__Exercise data__:
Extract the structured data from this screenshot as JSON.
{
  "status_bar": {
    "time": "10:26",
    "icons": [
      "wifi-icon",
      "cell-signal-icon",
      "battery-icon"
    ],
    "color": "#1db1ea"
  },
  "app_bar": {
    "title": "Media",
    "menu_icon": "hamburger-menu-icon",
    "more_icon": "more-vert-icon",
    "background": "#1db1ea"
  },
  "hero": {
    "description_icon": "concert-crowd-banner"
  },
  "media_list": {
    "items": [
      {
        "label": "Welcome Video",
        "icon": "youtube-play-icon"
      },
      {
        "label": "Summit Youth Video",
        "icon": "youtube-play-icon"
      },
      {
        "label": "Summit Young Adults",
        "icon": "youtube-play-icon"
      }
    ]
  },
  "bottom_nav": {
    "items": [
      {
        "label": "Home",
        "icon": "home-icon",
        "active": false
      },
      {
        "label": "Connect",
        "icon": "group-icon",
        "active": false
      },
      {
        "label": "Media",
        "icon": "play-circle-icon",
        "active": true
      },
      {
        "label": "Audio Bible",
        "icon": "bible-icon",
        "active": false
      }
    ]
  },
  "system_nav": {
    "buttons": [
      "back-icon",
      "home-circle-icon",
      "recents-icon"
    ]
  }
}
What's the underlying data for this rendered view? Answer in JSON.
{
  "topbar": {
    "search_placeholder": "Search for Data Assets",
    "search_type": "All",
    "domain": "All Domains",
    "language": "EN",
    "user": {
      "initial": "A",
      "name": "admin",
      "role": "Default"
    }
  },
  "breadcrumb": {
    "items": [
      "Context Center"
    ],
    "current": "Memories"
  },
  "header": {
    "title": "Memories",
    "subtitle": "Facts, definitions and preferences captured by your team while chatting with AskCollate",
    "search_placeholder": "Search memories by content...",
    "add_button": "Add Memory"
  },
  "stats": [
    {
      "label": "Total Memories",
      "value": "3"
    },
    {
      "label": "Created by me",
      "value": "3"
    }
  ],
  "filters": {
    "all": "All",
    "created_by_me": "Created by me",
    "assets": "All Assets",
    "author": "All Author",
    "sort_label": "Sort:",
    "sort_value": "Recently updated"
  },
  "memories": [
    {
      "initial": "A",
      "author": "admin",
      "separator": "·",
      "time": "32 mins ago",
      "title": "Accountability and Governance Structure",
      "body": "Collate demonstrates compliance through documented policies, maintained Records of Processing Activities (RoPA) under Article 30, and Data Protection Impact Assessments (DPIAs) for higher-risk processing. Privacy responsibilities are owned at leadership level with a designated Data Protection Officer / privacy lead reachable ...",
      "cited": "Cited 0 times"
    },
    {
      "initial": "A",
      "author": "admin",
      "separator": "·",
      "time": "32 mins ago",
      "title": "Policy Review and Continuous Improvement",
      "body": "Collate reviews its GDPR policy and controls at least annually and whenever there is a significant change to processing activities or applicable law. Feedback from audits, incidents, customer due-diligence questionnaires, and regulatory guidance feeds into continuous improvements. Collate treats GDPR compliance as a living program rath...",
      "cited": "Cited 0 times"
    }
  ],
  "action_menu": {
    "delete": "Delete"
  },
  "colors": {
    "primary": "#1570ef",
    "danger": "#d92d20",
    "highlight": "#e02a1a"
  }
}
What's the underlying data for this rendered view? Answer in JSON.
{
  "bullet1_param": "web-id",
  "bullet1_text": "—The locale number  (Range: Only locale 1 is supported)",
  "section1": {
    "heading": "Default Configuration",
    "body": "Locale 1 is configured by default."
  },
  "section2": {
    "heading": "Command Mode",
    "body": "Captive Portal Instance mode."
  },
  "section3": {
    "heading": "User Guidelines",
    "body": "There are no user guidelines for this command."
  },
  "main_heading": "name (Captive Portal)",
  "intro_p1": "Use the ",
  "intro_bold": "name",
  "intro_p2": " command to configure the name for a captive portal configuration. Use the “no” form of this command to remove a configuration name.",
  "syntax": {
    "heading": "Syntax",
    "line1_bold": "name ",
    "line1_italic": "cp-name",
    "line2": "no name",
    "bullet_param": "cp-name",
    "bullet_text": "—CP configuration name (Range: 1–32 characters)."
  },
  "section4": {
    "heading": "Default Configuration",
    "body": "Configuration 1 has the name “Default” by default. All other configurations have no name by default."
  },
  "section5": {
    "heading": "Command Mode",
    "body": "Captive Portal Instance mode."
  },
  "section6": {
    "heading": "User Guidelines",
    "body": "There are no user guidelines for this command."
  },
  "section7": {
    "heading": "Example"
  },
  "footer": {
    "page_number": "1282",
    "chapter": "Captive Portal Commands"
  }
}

__Given request__:
Go through the data and return every record exactly.

__Solution below__:
Extract the structured data from this screenshot as JSON.
{
  "status_bar": {
    "time": "10:26",
    "icons": [
      "wifi-icon",
      "cell-signal-icon",
      "battery-icon"
    ],
    "color": "#1db1ea"
  },
  "app_bar": {
    "title": "Media",
    "menu_icon": "hamburger-menu-icon",
    "more_icon": "more-vert-icon",
    "background": "#1db1ea"
  },
  "hero": {
    "description_icon": "concert-crowd-banner"
  },
  "media_list": {
    "items": [
      {
        "label": "Welcome Video",
        "icon": "youtube-play-icon"
      },
      {
        "label": "Summit Youth Video",
        "icon": "youtube-play-icon"
      },
      {
        "label": "Summit Young Adults",
        "icon": "youtube-play-icon"
      }
    ]
  },
  "bottom_nav": {
    "items": [
      {
        "label": "Home",
        "icon": "home-icon",
        "active": false
      },
      {
        "label": "Connect",
        "icon": "group-icon",
        "active": false
      },
      {
        "label": "Media",
        "icon": "play-circle-icon",
        "active": true
      },
      {
        "label": "Audio Bible",
        "icon": "bible-icon",
        "active": false
      }
    ]
  },
  "system_nav": {
    "buttons": [
      "back-icon",
      "home-circle-icon",
      "recents-icon"
    ]
  }
}
What's the underlying data for this rendered view? Answer in JSON.
{
  "topbar": {
    "search_placeholder": "Search for Data Assets",
    "search_type": "All",
    "domain": "All Domains",
    "language": "EN",
    "user": {
      "initial": "A",
      "name": "admin",
      "role": "Default"
    }
  },
  "breadcrumb": {
    "items": [
      "Context Center"
    ],
    "current": "Memories"
  },
  "header": {
    "title": "Memories",
    "subtitle": "Facts, definitions and preferences captured by your team while chatting with AskCollate",
    "search_placeholder": "Search memories by content...",
    "add_button": "Add Memory"
  },
  "stats": [
    {
      "label": "Total Memories",
      "value": "3"
    },
    {
      "label": "Created by me",
      "value": "3"
    }
  ],
  "filters": {
    "all": "All",
    "created_by_me": "Created by me",
    "assets": "All Assets",
    "author": "All Author",
    "sort_label": "Sort:",
    "sort_value": "Recently updated"
  },
  "memories": [
    {
      "initial": "A",
      "author": "admin",
      "separator": "·",
      "time": "32 mins ago",
      "title": "Accountability and Governance Structure",
      "body": "Collate demonstrates compliance through documented policies, maintained Records of Processing Activities (RoPA) under Article 30, and Data Protection Impact Assessments (DPIAs) for higher-risk processing. Privacy responsibilities are owned at leadership level with a designated Data Protection Officer / privacy lead reachable ...",
      "cited": "Cited 0 times"
    },
    {
      "initial": "A",
      "author": "admin",
      "separator": "·",
      "time": "32 mins ago",
      "title": "Policy Review and Continuous Improvement",
      "body": "Collate reviews its GDPR policy and controls at least annually and whenever there is a significant change to processing activities or applicable law. Feedback from audits, incidents, customer due-diligence questionnaires, and regulatory guidance feeds into continuous improvements. Collate treats GDPR compliance as a living program rath...",
      "cited": "Cited 0 times"
    }
  ],
  "action_menu": {
    "delete": "Delete"
  },
  "colors": {
    "primary": "#1570ef",
    "danger": "#d92d20",
    "highlight": "#e02a1a"
  }
}
What's the underlying data for this rendered view? Answer in JSON.
{
  "bullet1_param": "web-id",
  "bullet1_text": "—The locale number  (Range: Only locale 1 is supported)",
  "section1": {
    "heading": "Default Configuration",
    "body": "Locale 1 is configured by default."
  },
  "section2": {
    "heading": "Command Mode",
    "body": "Captive Portal Instance mode."
  },
  "section3": {
    "heading": "User Guidelines",
    "body": "There are no user guidelines for this command."
  },
  "main_heading": "name (Captive Portal)",
  "intro_p1": "Use the ",
  "intro_bold": "name",
  "intro_p2": " command to configure the name for a captive portal configuration. Use the “no” form of this command to remove a configuration name.",
  "syntax": {
    "heading": "Syntax",
    "line1_bold": "name ",
    "line1_italic": "cp-name",
    "line2": "no name",
    "bullet_param": "cp-name",
    "bullet_text": "—CP configuration name (Range: 1–32 characters)."
  },
  "section4": {
    "heading": "Default Configuration",
    "body": "Configuration 1 has the name “Default” by default. All other configurations have no name by default."
  },
  "section5": {
    "heading": "Command Mode",
    "body": "Captive Portal Instance mode."
  },
  "section6": {
    "heading": "User Guidelines",
    "body": "There are no user guidelines for this command."
  },
  "section7": {
    "heading": "Example"
  },
  "footer": {
    "page_number": "1282",
    "chapter": "Captive Portal Commands"
  }
}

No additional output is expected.